**Passage provided:**
+++++

Column 50

Column 50 - June 8 -2014


Marilyn  Traugott of Mercy Hospice once told me "People die the way the lived".  In caring for my husband's mother, I saw a woman who definitely did so.  She was socially engaging until the day before she died.  This most private and modest woman was able to bear the indignity of having her most basic needs attended to by summoning her sense of humor.  Together we laughed about some of the most potentially embarrassing moments and I did my best to preserve her dignity throughout.  It was an honor to have been able to assist in this process.

            As with any death, the next steps after the funeral are to deal with financial issues.  Please be very careful if you have any prepaid arrangements.  Be sure that all the details are filed in an easily accessible spot for your loved ones to obtain the benefits for which you paid.  Since these arrangements are often made many years in advance and funeral establishments change owners, documents can be lost as appears to be the case for our family. It was heart wrenching to watch my 90 year old father-in-law become so distressed when the Bay Area funeral home was unable to locate any records on her account.  He had been quite proud that he had the foresight to take care of this for his children.

+++++

**Extracted information:**
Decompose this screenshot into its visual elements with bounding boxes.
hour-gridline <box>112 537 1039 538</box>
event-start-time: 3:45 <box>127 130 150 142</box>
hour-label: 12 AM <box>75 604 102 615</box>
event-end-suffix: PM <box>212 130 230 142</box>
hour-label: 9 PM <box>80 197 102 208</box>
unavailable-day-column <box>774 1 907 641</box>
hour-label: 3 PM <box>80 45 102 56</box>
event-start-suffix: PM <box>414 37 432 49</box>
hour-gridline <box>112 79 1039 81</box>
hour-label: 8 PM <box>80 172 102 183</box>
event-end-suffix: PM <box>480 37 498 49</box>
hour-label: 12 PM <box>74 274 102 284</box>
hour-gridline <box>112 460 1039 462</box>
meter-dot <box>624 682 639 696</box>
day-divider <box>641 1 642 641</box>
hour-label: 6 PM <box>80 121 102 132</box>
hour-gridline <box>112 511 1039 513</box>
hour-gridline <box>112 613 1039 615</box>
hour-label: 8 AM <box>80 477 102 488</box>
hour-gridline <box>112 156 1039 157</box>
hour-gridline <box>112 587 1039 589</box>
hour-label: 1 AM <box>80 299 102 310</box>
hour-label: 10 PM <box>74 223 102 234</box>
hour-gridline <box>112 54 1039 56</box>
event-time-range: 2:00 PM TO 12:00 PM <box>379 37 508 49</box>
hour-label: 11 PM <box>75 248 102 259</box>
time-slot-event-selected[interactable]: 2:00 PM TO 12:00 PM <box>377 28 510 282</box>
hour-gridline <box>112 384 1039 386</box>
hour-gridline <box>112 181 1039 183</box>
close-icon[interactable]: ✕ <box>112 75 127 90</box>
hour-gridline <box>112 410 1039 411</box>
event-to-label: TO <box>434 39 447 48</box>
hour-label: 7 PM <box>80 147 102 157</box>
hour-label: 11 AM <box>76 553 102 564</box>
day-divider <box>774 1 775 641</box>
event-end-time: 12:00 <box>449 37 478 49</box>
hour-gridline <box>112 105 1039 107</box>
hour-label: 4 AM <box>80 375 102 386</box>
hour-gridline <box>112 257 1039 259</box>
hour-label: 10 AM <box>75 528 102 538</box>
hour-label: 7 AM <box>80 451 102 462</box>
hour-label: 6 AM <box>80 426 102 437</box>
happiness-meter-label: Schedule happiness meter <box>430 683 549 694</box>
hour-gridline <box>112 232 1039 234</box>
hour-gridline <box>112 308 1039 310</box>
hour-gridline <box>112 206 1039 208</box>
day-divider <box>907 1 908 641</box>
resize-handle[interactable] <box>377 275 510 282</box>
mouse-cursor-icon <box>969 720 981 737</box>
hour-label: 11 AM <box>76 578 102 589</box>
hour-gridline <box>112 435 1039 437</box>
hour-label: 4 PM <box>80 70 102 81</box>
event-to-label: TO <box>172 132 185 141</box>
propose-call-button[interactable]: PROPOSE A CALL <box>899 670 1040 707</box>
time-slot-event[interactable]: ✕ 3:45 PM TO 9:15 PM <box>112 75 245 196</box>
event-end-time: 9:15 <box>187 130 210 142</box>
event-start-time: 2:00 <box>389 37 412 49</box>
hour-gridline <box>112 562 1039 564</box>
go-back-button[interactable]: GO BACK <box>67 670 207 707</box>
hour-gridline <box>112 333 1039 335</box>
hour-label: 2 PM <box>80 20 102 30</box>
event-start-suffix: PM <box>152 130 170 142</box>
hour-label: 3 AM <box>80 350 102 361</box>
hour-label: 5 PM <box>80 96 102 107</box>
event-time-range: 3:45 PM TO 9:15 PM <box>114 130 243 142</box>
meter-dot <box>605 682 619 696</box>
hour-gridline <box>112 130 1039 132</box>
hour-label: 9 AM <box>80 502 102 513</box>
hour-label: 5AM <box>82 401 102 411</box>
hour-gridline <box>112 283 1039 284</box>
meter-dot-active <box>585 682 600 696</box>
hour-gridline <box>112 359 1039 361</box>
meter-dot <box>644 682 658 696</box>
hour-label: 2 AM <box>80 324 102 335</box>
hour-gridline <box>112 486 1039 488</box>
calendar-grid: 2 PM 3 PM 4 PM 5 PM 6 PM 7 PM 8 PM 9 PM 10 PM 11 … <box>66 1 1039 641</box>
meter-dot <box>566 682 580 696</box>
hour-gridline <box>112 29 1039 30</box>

+++++

**How to complete this task:** Can you continue the column about end-of-life care and prepaid funeral arrangements, starting right after its last sentence?

**Response area:**
We will be researching and tracking down the cancelled checks and original documents, but as you can imagine that is not easily done.  In my experience, older folks are often very concerned about prepaying these expenses and can be victims of an emotionally charged sales pitch.  For example, when there is no viewing, I wonder why one would be encouraged to buy a casket at a price of $1100 for a cremation.  A $450 pine box would do the job just as well.

Another benefit I am in the process of learning about is the VA Non-Service connected disability pension.  Apparently there are benefits for up to $1360 monthly even if only the spouse needs care.  This was established in 1952 and has two components: Aid & Attendance and Housebound Benefit. Since there had to be 24 hour care while I was unavailable (at a cost of $21 hour) this is a significant expense. 

The materials state that this benefit is designed to provide "at tax free pension to help defray the cost of long-term care; Assisted, Skilled or Home".  There is no repayment provision, so you are not mortgaging the estate. 

*Eligibility requirements include:

*Must be age 65 and unemployable

*Must have an Honorable or General Discharge

*Must have served at least 90 days of active Federal duty with at least one day during a period of conflict.  Those include WWI, WWII, Korea, Vietnam and the Gulf Wars

*Must have a medical necessity requiring care, for example at least two of the 5 ADL's (Activities of Daily Living) which include dressing, bathing, toileting, feeding and transferring.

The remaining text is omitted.